# EXERCISE REQUIREMENTS
Below are the records; copy each line in them that holds the word "zonasi".

# RECORDS SHOWN
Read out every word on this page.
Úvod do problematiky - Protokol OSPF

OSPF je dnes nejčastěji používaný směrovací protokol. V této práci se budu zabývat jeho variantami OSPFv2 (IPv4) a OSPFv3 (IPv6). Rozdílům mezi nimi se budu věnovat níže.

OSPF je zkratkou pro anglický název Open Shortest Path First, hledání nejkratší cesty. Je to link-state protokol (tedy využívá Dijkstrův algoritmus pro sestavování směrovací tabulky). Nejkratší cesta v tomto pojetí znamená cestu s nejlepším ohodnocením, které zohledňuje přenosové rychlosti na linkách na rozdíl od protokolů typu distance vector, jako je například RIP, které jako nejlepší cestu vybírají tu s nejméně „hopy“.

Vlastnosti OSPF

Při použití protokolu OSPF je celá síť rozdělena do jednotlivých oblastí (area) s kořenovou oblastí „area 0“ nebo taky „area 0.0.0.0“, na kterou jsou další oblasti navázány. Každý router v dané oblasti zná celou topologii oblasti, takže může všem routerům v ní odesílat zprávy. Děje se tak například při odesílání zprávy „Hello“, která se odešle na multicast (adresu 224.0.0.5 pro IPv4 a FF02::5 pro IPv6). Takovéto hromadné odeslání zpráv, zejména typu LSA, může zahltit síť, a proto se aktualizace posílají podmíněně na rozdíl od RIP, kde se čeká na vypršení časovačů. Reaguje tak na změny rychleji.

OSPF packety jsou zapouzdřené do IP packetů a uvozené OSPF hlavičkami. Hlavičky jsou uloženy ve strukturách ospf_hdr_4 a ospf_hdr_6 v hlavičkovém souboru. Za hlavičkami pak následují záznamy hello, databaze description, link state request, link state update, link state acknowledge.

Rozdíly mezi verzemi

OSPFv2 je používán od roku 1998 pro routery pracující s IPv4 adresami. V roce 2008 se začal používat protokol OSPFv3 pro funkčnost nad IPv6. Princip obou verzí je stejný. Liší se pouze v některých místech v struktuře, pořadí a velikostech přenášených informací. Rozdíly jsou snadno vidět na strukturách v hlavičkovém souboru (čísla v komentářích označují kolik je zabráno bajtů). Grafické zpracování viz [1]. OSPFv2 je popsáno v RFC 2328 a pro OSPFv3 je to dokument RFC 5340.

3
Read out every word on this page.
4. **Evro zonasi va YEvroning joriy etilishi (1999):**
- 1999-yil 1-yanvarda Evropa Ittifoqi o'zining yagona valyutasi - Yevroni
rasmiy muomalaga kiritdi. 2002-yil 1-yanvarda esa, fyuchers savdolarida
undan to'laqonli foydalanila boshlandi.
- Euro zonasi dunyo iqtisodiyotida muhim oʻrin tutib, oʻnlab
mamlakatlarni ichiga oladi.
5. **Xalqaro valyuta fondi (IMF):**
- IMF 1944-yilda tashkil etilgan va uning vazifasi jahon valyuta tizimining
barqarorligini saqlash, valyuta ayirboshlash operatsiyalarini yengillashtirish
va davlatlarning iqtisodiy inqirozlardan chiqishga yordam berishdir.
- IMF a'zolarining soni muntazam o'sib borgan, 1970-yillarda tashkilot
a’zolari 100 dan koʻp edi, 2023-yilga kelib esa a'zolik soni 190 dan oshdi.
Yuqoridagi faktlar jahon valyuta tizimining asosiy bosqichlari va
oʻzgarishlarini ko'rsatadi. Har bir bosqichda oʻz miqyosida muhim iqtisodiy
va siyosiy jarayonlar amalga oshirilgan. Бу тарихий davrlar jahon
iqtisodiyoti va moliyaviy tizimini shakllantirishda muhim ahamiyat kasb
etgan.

# EXERCISE ANSWER
4. **Evro zonasi va YEvroning joriy etilishi (1999):**
- Euro zonasi dunyo iqtisodiyotida muhim oʻrin tutib, oʻnlab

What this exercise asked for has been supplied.